> **A block of data**:
* Begin *

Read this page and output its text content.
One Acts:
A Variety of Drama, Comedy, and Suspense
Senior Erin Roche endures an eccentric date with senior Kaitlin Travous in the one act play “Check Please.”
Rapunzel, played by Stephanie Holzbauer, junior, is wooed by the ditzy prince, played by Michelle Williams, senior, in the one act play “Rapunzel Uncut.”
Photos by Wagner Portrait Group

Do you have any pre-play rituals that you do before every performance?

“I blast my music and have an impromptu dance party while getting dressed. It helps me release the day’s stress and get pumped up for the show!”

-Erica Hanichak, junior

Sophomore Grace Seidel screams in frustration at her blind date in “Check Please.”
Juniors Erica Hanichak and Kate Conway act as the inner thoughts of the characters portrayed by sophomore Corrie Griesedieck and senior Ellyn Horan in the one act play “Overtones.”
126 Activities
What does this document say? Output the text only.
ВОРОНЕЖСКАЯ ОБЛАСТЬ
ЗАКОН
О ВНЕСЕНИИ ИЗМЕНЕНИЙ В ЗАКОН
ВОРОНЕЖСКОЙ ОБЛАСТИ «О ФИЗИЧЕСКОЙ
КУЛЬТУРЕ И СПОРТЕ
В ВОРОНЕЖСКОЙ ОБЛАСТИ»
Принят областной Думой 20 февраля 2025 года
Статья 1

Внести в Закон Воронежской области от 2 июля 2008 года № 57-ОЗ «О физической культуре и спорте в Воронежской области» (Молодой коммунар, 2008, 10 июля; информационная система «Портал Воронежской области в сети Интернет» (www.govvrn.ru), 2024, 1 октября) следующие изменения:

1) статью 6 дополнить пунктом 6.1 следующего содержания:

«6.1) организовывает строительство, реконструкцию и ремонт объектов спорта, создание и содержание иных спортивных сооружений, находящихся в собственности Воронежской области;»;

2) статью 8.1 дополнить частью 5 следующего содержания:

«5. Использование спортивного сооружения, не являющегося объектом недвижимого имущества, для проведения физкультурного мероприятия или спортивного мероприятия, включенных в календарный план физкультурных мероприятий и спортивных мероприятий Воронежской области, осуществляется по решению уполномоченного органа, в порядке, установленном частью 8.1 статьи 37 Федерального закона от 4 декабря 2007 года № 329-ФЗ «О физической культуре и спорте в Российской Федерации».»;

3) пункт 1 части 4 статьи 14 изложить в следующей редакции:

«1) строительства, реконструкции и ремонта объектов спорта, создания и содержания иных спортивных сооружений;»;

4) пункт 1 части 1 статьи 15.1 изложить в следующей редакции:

* End *

> **Exercise task**: Repeat every line of the data, exactly and in full.

> **The completed task**:
Read this page and output its text content.
One Acts:
A Variety of Drama, Comedy, and Suspense
Senior Erin Roche endures an eccentric date with senior Kaitlin Travous in the one act play “Check Please.”
Rapunzel, played by Stephanie Holzbauer, junior, is wooed by the ditzy prince, played by Michelle Williams, senior, in the one act play “Rapunzel Uncut.”
Photos by Wagner Portrait Group

Do you have any pre-play rituals that you do before every performance?

“I blast my music and have an impromptu dance party while getting dressed. It helps me release the day’s stress and get pumped up for the show!”

-Erica Hanichak, junior

Sophomore Grace Seidel screams in frustration at her blind date in “Check Please.”
Juniors Erica Hanichak and Kate Conway act as the inner thoughts of the characters portrayed by sophomore Corrie Griesedieck and senior Ellyn Horan in the one act play “Overtones.”
126 Activities
What does this document say? Output the text only.
ВОРОНЕЖСКАЯ ОБЛАСТЬ
ЗАКОН
О ВНЕСЕНИИ ИЗМЕНЕНИЙ В ЗАКОН
ВОРОНЕЖСКОЙ ОБЛАСТИ «О ФИЗИЧЕСКОЙ
КУЛЬТУРЕ И СПОРТЕ
В ВОРОНЕЖСКОЙ ОБЛАСТИ»
Принят областной Думой 20 февраля 2025 года
Статья 1

Внести в Закон Воронежской области от 2 июля 2008 года № 57-ОЗ «О физической культуре и спорте в Воронежской области» (Молодой коммунар, 2008, 10 июля; информационная система «Портал Воронежской области в сети Интернет» (www.govvrn.ru), 2024, 1 октября) следующие изменения:

1) статью 6 дополнить пунктом 6.1 следующего содержания:

«6.1) организовывает строительство, реконструкцию и ремонт объектов спорта, создание и содержание иных спортивных сооружений, находящихся в собственности Воронежской области;»;

2) статью 8.1 дополнить частью 5 следующего содержания:

«5. Использование спортивного сооружения, не являющегося объектом недвижимого имущества, для проведения физкультурного мероприятия или спортивного мероприятия, включенных в календарный план физкультурных мероприятий и спортивных мероприятий Воронежской области, осуществляется по решению уполномоченного органа, в порядке, установленном частью 8.1 статьи 37 Федерального закона от 4 декабря 2007 года № 329-ФЗ «О физической культуре и спорте в Российской Федерации».»;

3) пункт 1 части 4 статьи 14 изложить в следующей редакции:

«1) строительства, реконструкции и ремонта объектов спорта, создания и содержания иных спортивных сооружений;»;

4) пункт 1 части 1 статьи 15.1 изложить в следующей редакции:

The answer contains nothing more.